Copy all lines holding the word "Índice" from the entries.

════════════════════

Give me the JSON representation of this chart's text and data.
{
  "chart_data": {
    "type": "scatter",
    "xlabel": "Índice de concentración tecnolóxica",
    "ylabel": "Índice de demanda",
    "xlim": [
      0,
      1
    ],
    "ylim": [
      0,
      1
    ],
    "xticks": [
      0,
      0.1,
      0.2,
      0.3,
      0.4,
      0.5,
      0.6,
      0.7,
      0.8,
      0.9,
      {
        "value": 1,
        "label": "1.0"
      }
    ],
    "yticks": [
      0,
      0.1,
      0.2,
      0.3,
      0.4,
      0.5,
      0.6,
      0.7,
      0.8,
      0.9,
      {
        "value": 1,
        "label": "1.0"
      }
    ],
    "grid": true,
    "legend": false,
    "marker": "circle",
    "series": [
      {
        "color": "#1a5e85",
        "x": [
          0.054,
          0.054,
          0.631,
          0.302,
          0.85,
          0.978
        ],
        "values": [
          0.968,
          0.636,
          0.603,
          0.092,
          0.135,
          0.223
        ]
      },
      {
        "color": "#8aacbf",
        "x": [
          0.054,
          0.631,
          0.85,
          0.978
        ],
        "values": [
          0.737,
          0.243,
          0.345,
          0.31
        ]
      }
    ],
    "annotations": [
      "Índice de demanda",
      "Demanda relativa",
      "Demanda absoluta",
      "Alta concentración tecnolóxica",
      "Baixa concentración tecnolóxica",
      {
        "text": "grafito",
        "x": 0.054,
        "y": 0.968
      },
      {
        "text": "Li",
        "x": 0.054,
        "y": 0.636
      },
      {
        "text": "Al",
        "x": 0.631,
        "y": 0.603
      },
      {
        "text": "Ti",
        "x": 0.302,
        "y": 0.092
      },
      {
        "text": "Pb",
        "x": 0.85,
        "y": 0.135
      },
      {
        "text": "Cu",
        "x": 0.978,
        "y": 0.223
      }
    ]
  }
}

════════════════════

*Reply*
    "xlabel": "Índice de concentración tecnolóxica",
    "ylabel": "Índice de demanda",
      "Índice de demanda",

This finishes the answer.